What needs to be done
Convert every line of the items below into a Markdown table with the columns "Row" and "Entry". Put a row number in the first column and the line in the second, skip blank lines, and leave out the pictures.

Input records
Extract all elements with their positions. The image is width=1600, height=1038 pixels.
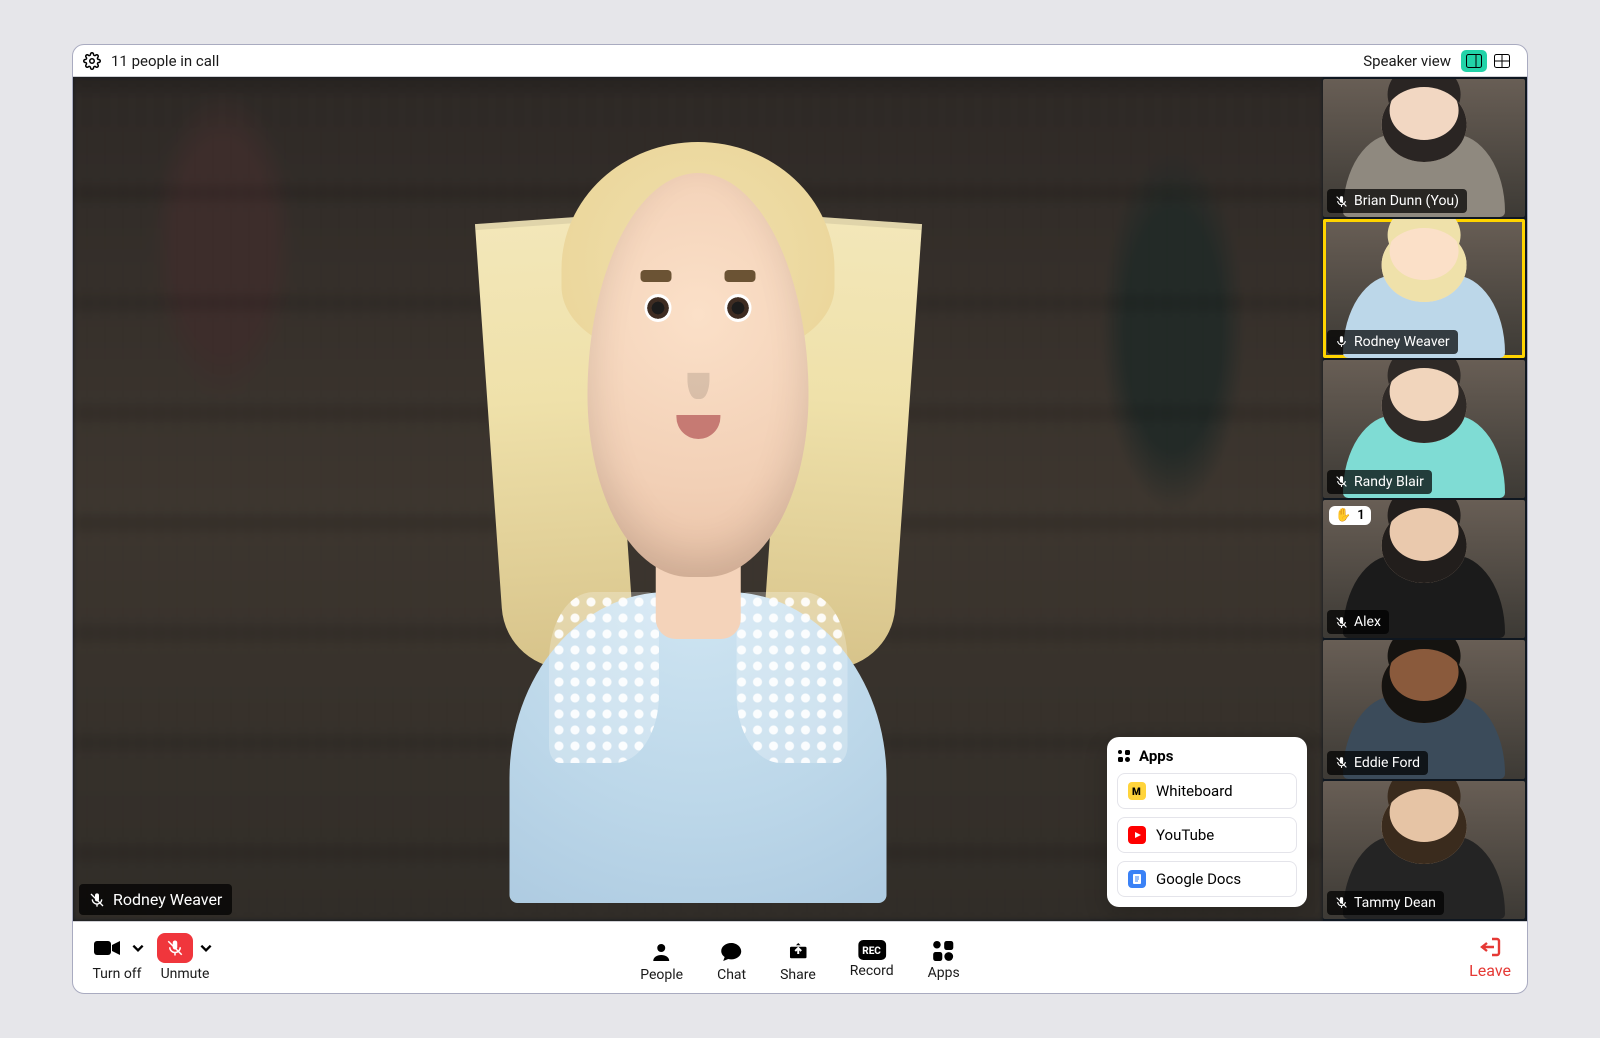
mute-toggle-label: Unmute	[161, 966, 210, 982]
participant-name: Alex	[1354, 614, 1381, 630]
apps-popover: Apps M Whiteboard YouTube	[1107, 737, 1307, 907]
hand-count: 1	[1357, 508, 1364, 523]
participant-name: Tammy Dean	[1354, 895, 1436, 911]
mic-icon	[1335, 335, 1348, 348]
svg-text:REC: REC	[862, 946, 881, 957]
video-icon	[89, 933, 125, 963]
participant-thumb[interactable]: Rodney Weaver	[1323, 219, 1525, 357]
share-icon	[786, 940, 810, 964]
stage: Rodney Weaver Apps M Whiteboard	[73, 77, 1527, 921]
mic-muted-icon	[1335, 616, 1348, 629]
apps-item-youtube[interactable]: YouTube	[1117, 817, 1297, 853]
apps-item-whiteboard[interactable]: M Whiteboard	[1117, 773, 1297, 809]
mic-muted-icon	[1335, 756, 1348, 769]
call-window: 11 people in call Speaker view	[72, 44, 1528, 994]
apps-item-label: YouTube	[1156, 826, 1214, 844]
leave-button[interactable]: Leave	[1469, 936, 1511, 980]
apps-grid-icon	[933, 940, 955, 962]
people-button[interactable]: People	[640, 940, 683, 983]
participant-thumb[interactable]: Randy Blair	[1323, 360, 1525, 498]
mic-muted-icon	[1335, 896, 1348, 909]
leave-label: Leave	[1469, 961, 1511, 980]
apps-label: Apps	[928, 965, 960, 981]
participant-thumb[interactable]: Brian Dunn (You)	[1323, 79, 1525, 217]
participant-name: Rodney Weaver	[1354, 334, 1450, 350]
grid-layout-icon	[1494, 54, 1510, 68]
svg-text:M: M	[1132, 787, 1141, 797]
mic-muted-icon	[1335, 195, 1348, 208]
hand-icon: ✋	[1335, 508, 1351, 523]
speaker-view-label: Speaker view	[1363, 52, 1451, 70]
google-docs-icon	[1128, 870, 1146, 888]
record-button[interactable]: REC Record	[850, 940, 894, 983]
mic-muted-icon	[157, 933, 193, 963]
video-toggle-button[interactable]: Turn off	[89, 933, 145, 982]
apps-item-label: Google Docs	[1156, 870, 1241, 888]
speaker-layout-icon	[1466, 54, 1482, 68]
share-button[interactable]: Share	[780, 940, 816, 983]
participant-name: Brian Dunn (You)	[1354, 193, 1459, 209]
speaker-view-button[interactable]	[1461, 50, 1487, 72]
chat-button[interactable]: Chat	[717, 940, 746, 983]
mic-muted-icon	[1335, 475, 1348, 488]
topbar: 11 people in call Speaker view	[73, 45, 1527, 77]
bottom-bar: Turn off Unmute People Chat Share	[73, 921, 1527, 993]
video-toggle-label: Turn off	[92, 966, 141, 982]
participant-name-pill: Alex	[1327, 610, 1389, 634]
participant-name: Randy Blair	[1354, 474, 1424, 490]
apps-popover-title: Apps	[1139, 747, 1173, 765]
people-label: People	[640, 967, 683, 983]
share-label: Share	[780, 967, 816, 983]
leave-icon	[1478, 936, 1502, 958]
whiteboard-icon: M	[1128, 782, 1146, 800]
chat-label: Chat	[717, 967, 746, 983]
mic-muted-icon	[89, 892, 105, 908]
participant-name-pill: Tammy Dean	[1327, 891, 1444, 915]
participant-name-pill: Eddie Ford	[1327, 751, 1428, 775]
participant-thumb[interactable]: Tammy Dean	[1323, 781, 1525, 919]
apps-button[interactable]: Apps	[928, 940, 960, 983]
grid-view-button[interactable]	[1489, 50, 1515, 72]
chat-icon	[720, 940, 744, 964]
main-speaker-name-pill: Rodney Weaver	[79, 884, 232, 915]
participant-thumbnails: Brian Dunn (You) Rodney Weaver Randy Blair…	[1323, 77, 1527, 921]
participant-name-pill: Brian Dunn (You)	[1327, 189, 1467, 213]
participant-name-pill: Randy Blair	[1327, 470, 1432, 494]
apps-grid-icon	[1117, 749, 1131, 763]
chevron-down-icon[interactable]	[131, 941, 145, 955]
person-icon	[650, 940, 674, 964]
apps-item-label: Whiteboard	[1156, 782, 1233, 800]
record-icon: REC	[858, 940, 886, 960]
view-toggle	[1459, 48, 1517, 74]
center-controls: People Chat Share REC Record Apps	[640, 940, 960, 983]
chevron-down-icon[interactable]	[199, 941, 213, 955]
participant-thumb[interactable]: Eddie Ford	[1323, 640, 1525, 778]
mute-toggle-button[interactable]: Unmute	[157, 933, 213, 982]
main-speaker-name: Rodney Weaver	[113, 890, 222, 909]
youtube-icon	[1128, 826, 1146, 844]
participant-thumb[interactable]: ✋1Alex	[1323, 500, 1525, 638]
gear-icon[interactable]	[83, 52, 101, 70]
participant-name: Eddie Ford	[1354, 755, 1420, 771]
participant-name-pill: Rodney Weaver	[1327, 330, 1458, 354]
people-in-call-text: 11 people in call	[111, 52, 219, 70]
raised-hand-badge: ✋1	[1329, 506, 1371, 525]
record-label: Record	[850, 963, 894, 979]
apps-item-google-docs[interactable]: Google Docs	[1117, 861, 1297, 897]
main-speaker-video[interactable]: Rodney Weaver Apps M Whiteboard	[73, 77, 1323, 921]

Finished answer
| Row | Entry |
|---|---|
| 1 | Extract all elements with their positions. The image is width=1600, height=1038 pixels. |
| 2 | mute-toggle-label: Unmute	[161, 966, 210, 982] |
| 3 | participant-name: Alex	[1354, 614, 1381, 630] |
| 4 | apps-popover: Apps M Whiteboard YouTube	[1107, 737, 1307, 907] |
| 5 | hand-count: 1	[1357, 508, 1364, 523] |
| 6 | participant-name: Tammy Dean	[1354, 895, 1436, 911] |
| 7 | mic-icon	[1335, 335, 1348, 348] |
| 8 | svg-text:REC: REC	[862, 946, 881, 957] |
| 9 | video-icon	[89, 933, 125, 963] |
| 10 | participant-thumb[interactable]: Rodney Weaver	[1323, 219, 1525, 357] |
| 11 | share-icon	[786, 940, 810, 964] |
| 12 | stage: Rodney Weaver Apps M Whiteboard	[73, 77, 1527, 921] |
| 13 | mic-muted-icon	[1335, 616, 1348, 629] |
| 14 | apps-item-youtube[interactable]: YouTube	[1117, 817, 1297, 853] |
| 15 | apps-item-whiteboard[interactable]: M Whiteboard	[1117, 773, 1297, 809] |
| 16 | mic-muted-icon	[1335, 756, 1348, 769] |
| 17 | call-window: 11 people in call Speaker view	[72, 44, 1528, 994] |
| 18 | apps-item-label: YouTube	[1156, 826, 1214, 844] |
| 19 | leave-button[interactable]: Leave	[1469, 936, 1511, 980] |
| 20 | apps-grid-icon	[933, 940, 955, 962] |
| 21 | people-button[interactable]: People	[640, 940, 683, 983] |
| 22 | participant-thumb[interactable]: Randy Blair	[1323, 360, 1525, 498] |
| 23 | mic-muted-icon	[1335, 896, 1348, 909] |
| 24 | leave-label: Leave	[1469, 961, 1511, 980] |
| 25 | apps-label: Apps	[928, 965, 960, 981] |
| 26 | participant-thumb[interactable]: Brian Dunn (You)	[1323, 79, 1525, 217] |
| 27 | participant-name: Rodney Weaver	[1354, 334, 1450, 350] |
| 28 | grid-layout-icon	[1494, 54, 1510, 68] |
| 29 | svg-text:M: M	[1132, 787, 1141, 797] |
| 30 | mic-muted-icon	[1335, 195, 1348, 208] |
| 31 | hand-icon: ✋	[1335, 508, 1351, 523] |
| 32 | speaker-view-label: Speaker view	[1363, 52, 1451, 70] |
| 33 | google-docs-icon	[1128, 870, 1146, 888] |
| 34 | record-button[interactable]: REC Record	[850, 940, 894, 983] |
| 35 | mic-muted-icon	[157, 933, 193, 963] |
| 36 | video-toggle-button[interactable]: Turn off	[89, 933, 145, 982] |
| 37 | apps-item-label: Google Docs	[1156, 870, 1241, 888] |
| 38 | speaker-layout-icon	[1466, 54, 1482, 68] |
| 39 | share-button[interactable]: Share	[780, 940, 816, 983] |
| 40 | participant-name: Brian Dunn (You)	[1354, 193, 1459, 209] |
| 41 | speaker-view-button[interactable]	[1461, 50, 1487, 72] |
| 42 | chat-button[interactable]: Chat	[717, 940, 746, 983] |
| 43 | mic-muted-icon	[1335, 475, 1348, 488] |
| 44 | topbar: 11 people in call Speaker view	[73, 45, 1527, 77] |
| 45 | bottom-bar: Turn off Unmute People Chat Share	[73, 921, 1527, 993] |
| 46 | video-toggle-label: Turn off	[92, 966, 141, 982] |
| 47 | participant-name-pill: Alex	[1327, 610, 1389, 634] |
| 48 | participant-name: Randy Blair	[1354, 474, 1424, 490] |
| 49 | apps-popover-title: Apps	[1139, 747, 1173, 765] |
| 50 | people-label: People	[640, 967, 683, 983] |
| 51 | share-label: Share	[780, 967, 816, 983] |
| 52 | leave-icon	[1478, 936, 1502, 958] |
| 53 | whiteboard-icon: M	[1128, 782, 1146, 800] |
| 54 | chat-label: Chat	[717, 967, 746, 983] |
| 55 | mic-muted-icon	[89, 892, 105, 908] |
| 56 | participant-name-pill: Tammy Dean	[1327, 891, 1444, 915] |
| 57 | participant-name-pill: Eddie Ford	[1327, 751, 1428, 775] |
| 58 | participant-thumb[interactable]: Tammy Dean	[1323, 781, 1525, 919] |
| 59 | apps-button[interactable]: Apps	[928, 940, 960, 983] |
| 60 | grid-view-button[interactable]	[1489, 50, 1515, 72] |
| 61 | chat-icon	[720, 940, 744, 964] |
| 62 | main-speaker-name-pill: Rodney Weaver	[79, 884, 232, 915] |
| 63 | participant-thumbnails: Brian Dunn (You) Rodney Weaver Randy Blair…	[1323, 77, 1527, 921] |
| 64 | participant-name-pill: Brian Dunn (You)	[1327, 189, 1467, 213] |
| 65 | participant-name-pill: Randy Blair	[1327, 470, 1432, 494] |
| 66 | apps-grid-icon	[1117, 749, 1131, 763] |
| 67 | chevron-down-icon[interactable]	[131, 941, 145, 955] |
| 68 | person-icon	[650, 940, 674, 964] |
| 69 | apps-item-label: Whiteboard	[1156, 782, 1233, 800] |
| 70 | record-icon: REC	[858, 940, 886, 960] |
| 71 | view-toggle	[1459, 48, 1517, 74] |
| 72 | center-controls: People Chat Share REC Record Apps	[640, 940, 960, 983] |
| 73 | chevron-down-icon[interactable]	[199, 941, 213, 955] |
| 74 | participant-thumb[interactable]: Eddie Ford	[1323, 640, 1525, 778] |
| 75 | mute-toggle-button[interactable]: Unmute	[157, 933, 213, 982] |
| 76 | main-speaker-name: Rodney Weaver	[113, 890, 222, 909] |
| 77 | youtube-icon	[1128, 826, 1146, 844] |
| 78 | participant-thumb[interactable]: ✋1Alex	[1323, 500, 1525, 638] |
| 79 | gear-icon[interactable]	[83, 52, 101, 70] |
| 80 | participant-name: Eddie Ford	[1354, 755, 1420, 771] |
| 81 | participant-name-pill: Rodney Weaver	[1327, 330, 1458, 354] |
| 82 | people-in-call-text: 11 people in call	[111, 52, 219, 70] |
| 83 | raised-hand-badge: ✋1	[1329, 506, 1371, 525] |
| 84 | record-label: Record	[850, 963, 894, 979] |
| 85 | apps-item-google-docs[interactable]: Google Docs	[1117, 861, 1297, 897] |
| 86 | main-speaker-video[interactable]: Rodney Weaver Apps M Whiteboard	[73, 77, 1323, 921] |